GIVEN TASK: Copy out each line that has "Incresing" in it.

***** DATA EXCERPTS *****

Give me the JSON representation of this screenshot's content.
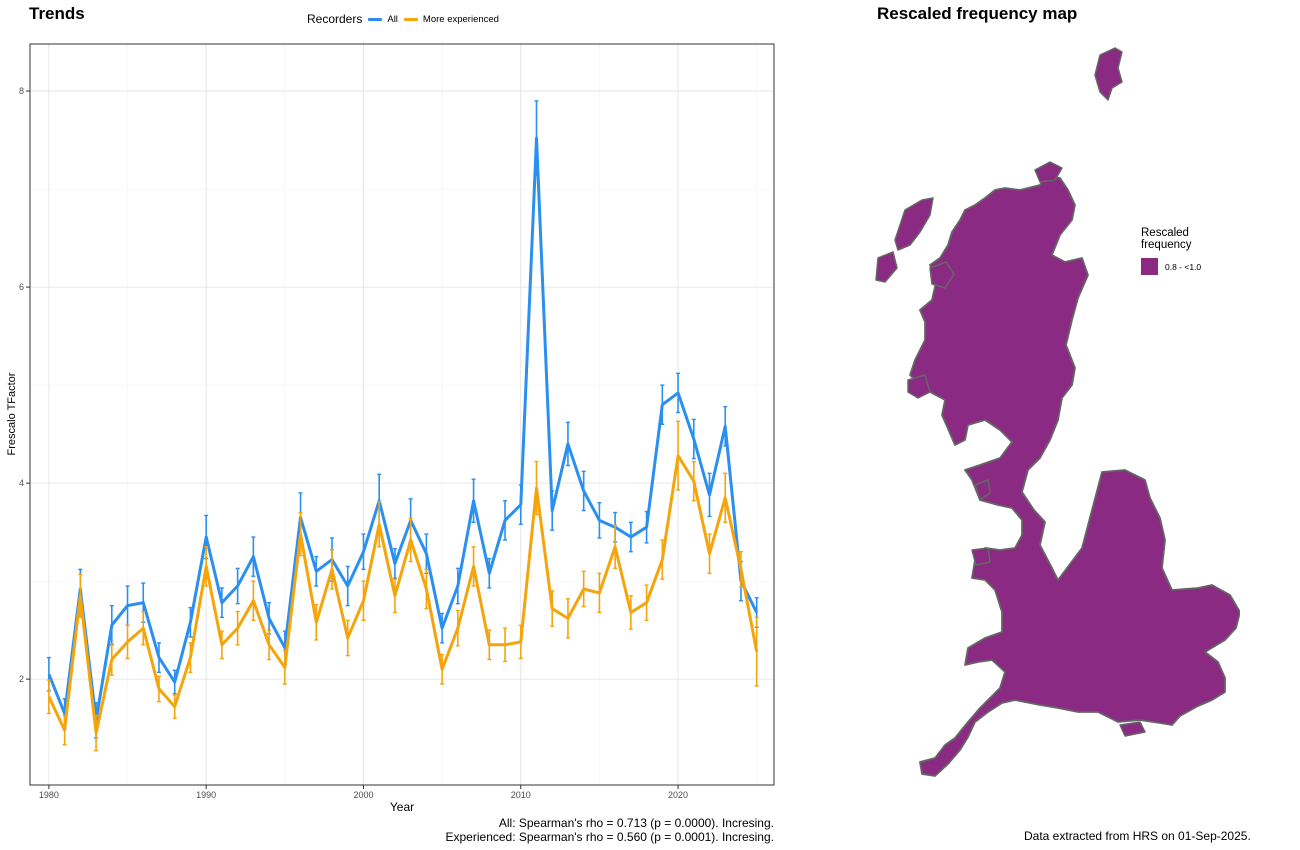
{
  "trends": {
    "title": "Trends",
    "legend_title": "Recorders",
    "series_labels": [
      "All",
      "More experienced"
    ],
    "stats_all": "All: Spearman's rho = 0.713 (p = 0.0000). Incresing.",
    "stats_experienced": "Experienced: Spearman's rho = 0.560 (p = 0.0001). Incresing."
  },
  "map": {
    "title": "Rescaled frequency map",
    "legend_title_line1": "Rescaled",
    "legend_title_line2": "frequency",
    "legend_label": "0.8 - <1.0",
    "legend_color": "#8b2a82",
    "coast_color": "#666666",
    "data_note": "Data extracted from HRS on 01-Sep-2025."
  },
  "chart_data": {
    "type": "line",
    "title": "Trends",
    "xlabel": "Year",
    "ylabel": "Frescalo TFactor",
    "xlim": [
      1978.8,
      2026.1
    ],
    "ylim": [
      0.92,
      8.48
    ],
    "xticks": [
      1980,
      1990,
      2000,
      2010,
      2020
    ],
    "yticks": [
      2,
      4,
      6,
      8
    ],
    "grid": true,
    "legend_position": "top",
    "series": [
      {
        "name": "All",
        "color": "#2b8ff0",
        "x": [
          1980,
          1981,
          1982,
          1983,
          1984,
          1985,
          1986,
          1987,
          1988,
          1989,
          1990,
          1991,
          1992,
          1993,
          1994,
          1995,
          1996,
          1997,
          1998,
          1999,
          2000,
          2001,
          2002,
          2003,
          2004,
          2005,
          2006,
          2007,
          2008,
          2009,
          2010,
          2011,
          2012,
          2013,
          2014,
          2015,
          2016,
          2017,
          2018,
          2019,
          2020,
          2021,
          2022,
          2023,
          2024,
          2025
        ],
        "values": [
          2.05,
          1.65,
          2.92,
          1.58,
          2.55,
          2.75,
          2.78,
          2.22,
          1.97,
          2.58,
          3.45,
          2.78,
          2.95,
          3.25,
          2.62,
          2.32,
          3.65,
          3.1,
          3.22,
          2.95,
          3.3,
          3.82,
          3.18,
          3.62,
          3.28,
          2.52,
          2.95,
          3.82,
          3.08,
          3.62,
          3.78,
          7.52,
          3.72,
          4.4,
          3.92,
          3.62,
          3.55,
          3.45,
          3.55,
          4.8,
          4.92,
          4.45,
          3.88,
          4.58,
          3.0,
          2.68
        ],
        "error": [
          0.17,
          0.15,
          0.2,
          0.18,
          0.2,
          0.2,
          0.2,
          0.15,
          0.12,
          0.15,
          0.22,
          0.15,
          0.18,
          0.2,
          0.16,
          0.17,
          0.25,
          0.15,
          0.22,
          0.2,
          0.18,
          0.27,
          0.15,
          0.22,
          0.2,
          0.15,
          0.18,
          0.22,
          0.15,
          0.2,
          0.2,
          0.38,
          0.2,
          0.22,
          0.2,
          0.18,
          0.15,
          0.15,
          0.16,
          0.2,
          0.2,
          0.2,
          0.22,
          0.2,
          0.2,
          0.15
        ]
      },
      {
        "name": "More experienced",
        "color": "#f4a50d",
        "x": [
          1980,
          1981,
          1982,
          1983,
          1984,
          1985,
          1986,
          1987,
          1988,
          1989,
          1990,
          1991,
          1992,
          1993,
          1994,
          1995,
          1996,
          1997,
          1998,
          1999,
          2000,
          2001,
          2002,
          2003,
          2004,
          2005,
          2006,
          2007,
          2008,
          2009,
          2010,
          2011,
          2012,
          2013,
          2014,
          2015,
          2016,
          2017,
          2018,
          2019,
          2020,
          2021,
          2022,
          2023,
          2024,
          2025
        ],
        "values": [
          1.82,
          1.48,
          2.85,
          1.45,
          2.2,
          2.38,
          2.52,
          1.9,
          1.72,
          2.22,
          3.15,
          2.35,
          2.52,
          2.8,
          2.35,
          2.12,
          3.48,
          2.58,
          3.12,
          2.42,
          2.8,
          3.58,
          2.85,
          3.42,
          2.92,
          2.1,
          2.52,
          3.15,
          2.35,
          2.35,
          2.38,
          3.95,
          2.72,
          2.62,
          2.92,
          2.88,
          3.35,
          2.68,
          2.78,
          3.22,
          4.28,
          4.02,
          3.28,
          3.85,
          3.12,
          2.28
        ],
        "error": [
          0.17,
          0.15,
          0.22,
          0.18,
          0.16,
          0.17,
          0.17,
          0.13,
          0.12,
          0.15,
          0.2,
          0.14,
          0.17,
          0.2,
          0.15,
          0.17,
          0.22,
          0.18,
          0.2,
          0.18,
          0.2,
          0.23,
          0.17,
          0.22,
          0.2,
          0.15,
          0.18,
          0.2,
          0.15,
          0.17,
          0.17,
          0.27,
          0.18,
          0.2,
          0.18,
          0.2,
          0.22,
          0.17,
          0.18,
          0.2,
          0.35,
          0.2,
          0.2,
          0.25,
          0.18,
          0.35
        ]
      }
    ]
  }
}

*****

RESULT:
    "stats_all": "All: Spearman's rho = 0.713 (p = 0.0000). Incresing.",
    "stats_experienced": "Experienced: Spearman's rho = 0.560 (p = 0.0001). Incresing."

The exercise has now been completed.